Exercise aim:
Can you retype every record below exactly as written?

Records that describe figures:
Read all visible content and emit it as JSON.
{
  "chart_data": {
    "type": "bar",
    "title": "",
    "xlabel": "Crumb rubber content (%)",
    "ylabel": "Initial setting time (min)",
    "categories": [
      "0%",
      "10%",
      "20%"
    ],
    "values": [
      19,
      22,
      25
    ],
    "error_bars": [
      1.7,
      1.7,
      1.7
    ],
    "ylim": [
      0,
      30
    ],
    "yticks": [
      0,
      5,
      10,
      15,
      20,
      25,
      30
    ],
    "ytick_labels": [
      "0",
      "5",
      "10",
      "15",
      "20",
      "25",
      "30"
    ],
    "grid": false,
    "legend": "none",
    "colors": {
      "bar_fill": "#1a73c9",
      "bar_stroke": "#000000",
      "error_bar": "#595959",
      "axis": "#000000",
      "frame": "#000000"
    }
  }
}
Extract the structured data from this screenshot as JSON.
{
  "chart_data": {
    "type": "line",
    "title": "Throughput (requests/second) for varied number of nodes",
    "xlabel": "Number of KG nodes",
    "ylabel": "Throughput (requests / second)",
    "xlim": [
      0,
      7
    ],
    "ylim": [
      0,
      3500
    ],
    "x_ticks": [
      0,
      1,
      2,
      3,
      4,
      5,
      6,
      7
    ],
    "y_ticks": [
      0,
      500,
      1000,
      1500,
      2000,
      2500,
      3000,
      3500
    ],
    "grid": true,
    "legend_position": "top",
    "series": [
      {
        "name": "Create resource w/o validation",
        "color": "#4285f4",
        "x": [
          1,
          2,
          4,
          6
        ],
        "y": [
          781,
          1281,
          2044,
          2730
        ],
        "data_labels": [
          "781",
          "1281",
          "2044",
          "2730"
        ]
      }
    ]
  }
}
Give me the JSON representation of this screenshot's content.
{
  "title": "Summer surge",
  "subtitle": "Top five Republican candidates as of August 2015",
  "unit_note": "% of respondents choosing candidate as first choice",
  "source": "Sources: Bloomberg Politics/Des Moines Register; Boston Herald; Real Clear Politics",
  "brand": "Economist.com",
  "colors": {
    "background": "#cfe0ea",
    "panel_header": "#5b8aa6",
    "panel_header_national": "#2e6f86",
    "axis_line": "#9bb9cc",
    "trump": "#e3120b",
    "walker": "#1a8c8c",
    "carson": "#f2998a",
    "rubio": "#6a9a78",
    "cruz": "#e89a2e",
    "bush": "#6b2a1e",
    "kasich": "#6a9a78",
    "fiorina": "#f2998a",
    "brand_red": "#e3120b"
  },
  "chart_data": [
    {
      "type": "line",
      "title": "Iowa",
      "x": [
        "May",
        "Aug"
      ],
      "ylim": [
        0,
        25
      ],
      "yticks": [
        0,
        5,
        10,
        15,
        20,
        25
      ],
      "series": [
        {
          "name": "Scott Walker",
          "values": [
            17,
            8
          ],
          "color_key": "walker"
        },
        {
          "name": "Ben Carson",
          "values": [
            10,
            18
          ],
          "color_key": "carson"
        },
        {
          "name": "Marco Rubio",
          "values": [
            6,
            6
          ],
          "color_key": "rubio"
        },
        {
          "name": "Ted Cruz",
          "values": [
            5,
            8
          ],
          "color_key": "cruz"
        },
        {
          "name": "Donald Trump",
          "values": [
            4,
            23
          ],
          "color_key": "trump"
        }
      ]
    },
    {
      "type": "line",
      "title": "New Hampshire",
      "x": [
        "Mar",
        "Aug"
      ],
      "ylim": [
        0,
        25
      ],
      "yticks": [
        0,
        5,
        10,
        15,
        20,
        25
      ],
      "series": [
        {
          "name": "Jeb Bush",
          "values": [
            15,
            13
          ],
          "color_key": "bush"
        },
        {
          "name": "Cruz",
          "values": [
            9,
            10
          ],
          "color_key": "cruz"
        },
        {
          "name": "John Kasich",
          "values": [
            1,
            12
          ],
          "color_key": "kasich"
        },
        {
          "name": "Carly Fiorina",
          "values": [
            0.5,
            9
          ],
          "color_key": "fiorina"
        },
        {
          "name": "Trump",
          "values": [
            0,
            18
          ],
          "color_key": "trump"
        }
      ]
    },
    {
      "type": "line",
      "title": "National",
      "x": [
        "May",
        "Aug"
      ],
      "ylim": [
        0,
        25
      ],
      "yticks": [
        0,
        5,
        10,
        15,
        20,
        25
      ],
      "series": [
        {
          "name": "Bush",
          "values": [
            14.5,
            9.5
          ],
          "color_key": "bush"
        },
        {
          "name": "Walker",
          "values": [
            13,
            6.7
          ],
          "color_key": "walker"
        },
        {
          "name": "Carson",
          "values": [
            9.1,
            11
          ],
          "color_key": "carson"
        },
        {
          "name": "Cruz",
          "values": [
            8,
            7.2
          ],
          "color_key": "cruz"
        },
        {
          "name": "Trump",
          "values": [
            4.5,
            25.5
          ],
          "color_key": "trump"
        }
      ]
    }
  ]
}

Written answer:
Read all visible content and emit it as JSON.
{
  "chart_data": {
    "type": "bar",
    "title": "",
    "xlabel": "Crumb rubber content (%)",
    "ylabel": "Initial setting time (min)",
    "categories": [
      "0%",
      "10%",
      "20%"
    ],
    "values": [
      19,
      22,
      25
    ],
    "error_bars": [
      1.7,
      1.7,
      1.7
    ],
    "ylim": [
      0,
      30
    ],
    "yticks": [
      0,
      5,
      10,
      15,
      20,
      25,
      30
    ],
    "ytick_labels": [
      "0",
      "5",
      "10",
      "15",
      "20",
      "25",
      "30"
    ],
    "grid": false,
    "legend": "none",
    "colors": {
      "bar_fill": "#1a73c9",
      "bar_stroke": "#000000",
      "error_bar": "#595959",
      "axis": "#000000",
      "frame": "#000000"
    }
  }
}
Extract the structured data from this screenshot as JSON.
{
  "chart_data": {
    "type": "line",
    "title": "Throughput (requests/second) for varied number of nodes",
    "xlabel": "Number of KG nodes",
    "ylabel": "Throughput (requests / second)",
    "xlim": [
      0,
      7
    ],
    "ylim": [
      0,
      3500
    ],
    "x_ticks": [
      0,
      1,
      2,
      3,
      4,
      5,
      6,
      7
    ],
    "y_ticks": [
      0,
      500,
      1000,
      1500,
      2000,
      2500,
      3000,
      3500
    ],
    "grid": true,
    "legend_position": "top",
    "series": [
      {
        "name": "Create resource w/o validation",
        "color": "#4285f4",
        "x": [
          1,
          2,
          4,
          6
        ],
        "y": [
          781,
          1281,
          2044,
          2730
        ],
        "data_labels": [
          "781",
          "1281",
          "2044",
          "2730"
        ]
      }
    ]
  }
}
Give me the JSON representation of this screenshot's content.
{
  "title": "Summer surge",
  "subtitle": "Top five Republican candidates as of August 2015",
  "unit_note": "% of respondents choosing candidate as first choice",
  "source": "Sources: Bloomberg Politics/Des Moines Register; Boston Herald; Real Clear Politics",
  "brand": "Economist.com",
  "colors": {
    "background": "#cfe0ea",
    "panel_header": "#5b8aa6",
    "panel_header_national": "#2e6f86",
    "axis_line": "#9bb9cc",
    "trump": "#e3120b",
    "walker": "#1a8c8c",
    "carson": "#f2998a",
    "rubio": "#6a9a78",
    "cruz": "#e89a2e",
    "bush": "#6b2a1e",
    "kasich": "#6a9a78",
    "fiorina": "#f2998a",
    "brand_red": "#e3120b"
  },
  "chart_data": [
    {
      "type": "line",
      "title": "Iowa",
      "x": [
        "May",
        "Aug"
      ],
      "ylim": [
        0,
        25
      ],
      "yticks": [
        0,
        5,
        10,
        15,
        20,
        25
      ],
      "series": [
        {
          "name": "Scott Walker",
          "values": [
            17,
            8
          ],
          "color_key": "walker"
        },
        {
          "name": "Ben Carson",
          "values": [
            10,
            18
          ],
          "color_key": "carson"
        },
        {
          "name": "Marco Rubio",
          "values": [
            6,
            6
          ],
          "color_key": "rubio"
        },
        {
          "name": "Ted Cruz",
          "values": [
            5,
            8
          ],
          "color_key": "cruz"
        },
        {
          "name": "Donald Trump",
          "values": [
            4,
            23
          ],
          "color_key": "trump"
        }
      ]
    },
    {
      "type": "line",
      "title": "New Hampshire",
      "x": [
        "Mar",
        "Aug"
      ],
      "ylim": [
        0,
        25
      ],
      "yticks": [
        0,
        5,
        10,
        15,
        20,
        25
      ],
      "series": [
        {
          "name": "Jeb Bush",
          "values": [
            15,
            13
          ],
          "color_key": "bush"
        },
        {
          "name": "Cruz",
          "values": [
            9,
            10
          ],
          "color_key": "cruz"
        },
        {
          "name": "John Kasich",
          "values": [
            1,
            12
          ],
          "color_key": "kasich"
        },
        {
          "name": "Carly Fiorina",
          "values": [
            0.5,
            9
          ],
          "color_key": "fiorina"
        },
        {
          "name": "Trump",
          "values": [
            0,
            18
          ],
          "color_key": "trump"
        }
      ]
    },
    {
      "type": "line",
      "title": "National",
      "x": [
        "May",
        "Aug"
      ],
      "ylim": [
        0,
        25
      ],
      "yticks": [
        0,
        5,
        10,
        15,
        20,
        25
      ],
      "series": [
        {
          "name": "Bush",
          "values": [
            14.5,
            9.5
          ],
          "color_key": "bush"
        },
        {
          "name": "Walker",
          "values": [
            13,
            6.7
          ],
          "color_key": "walker"
        },
        {
          "name": "Carson",
          "values": [
            9.1,
            11
          ],
          "color_key": "carson"
        },
        {
          "name": "Cruz",
          "values": [
            8,
            7.2
          ],
          "color_key": "cruz"
        },
        {
          "name": "Trump",
          "values": [
            4.5,
            25.5
          ],
          "color_key": "trump"
        }
      ]
    }
  ]
}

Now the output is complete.